*Exercise aim:* Copy every line that holds "Administrative".

* start Extracted information *

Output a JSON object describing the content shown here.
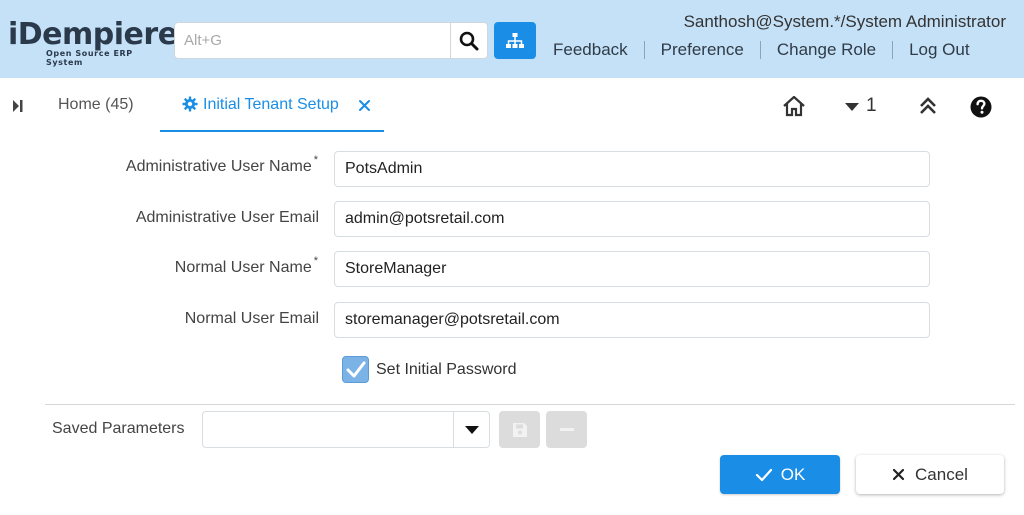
{
  "header": {
    "logo_main": "iDempiere",
    "logo_sub": "Open Source ERP System",
    "search_placeholder": "Alt+G",
    "user": "Santhosh@System.*/System Administrator",
    "links": [
      "Feedback",
      "Preference",
      "Change Role",
      "Log Out"
    ]
  },
  "tabs": {
    "home": "Home (45)",
    "active": "Initial Tenant Setup"
  },
  "toolbar": {
    "nav_count": "1"
  },
  "form": {
    "admin_user_name_label": "Administrative User Name",
    "admin_user_name_value": "PotsAdmin",
    "admin_email_label": "Administrative User Email",
    "admin_email_value": "admin@potsretail.com",
    "normal_user_name_label": "Normal User Name",
    "normal_user_name_value": "StoreManager",
    "normal_email_label": "Normal User Email",
    "normal_email_value": "storemanager@potsretail.com",
    "required_marker": "*",
    "set_password_label": "Set Initial Password",
    "set_password_checked": true
  },
  "footer": {
    "saved_params_label": "Saved Parameters",
    "saved_params_value": "",
    "ok_label": "OK",
    "cancel_label": "Cancel"
  },
  "colors": {
    "header_bg": "#c5e1f7",
    "accent": "#1a8ee6",
    "checkbox": "#7cb3e6"
  }
}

* end Extracted information *

*Answer to this exercise:*
    "admin_user_name_label": "Administrative User Name",
    "admin_email_label": "Administrative User Email",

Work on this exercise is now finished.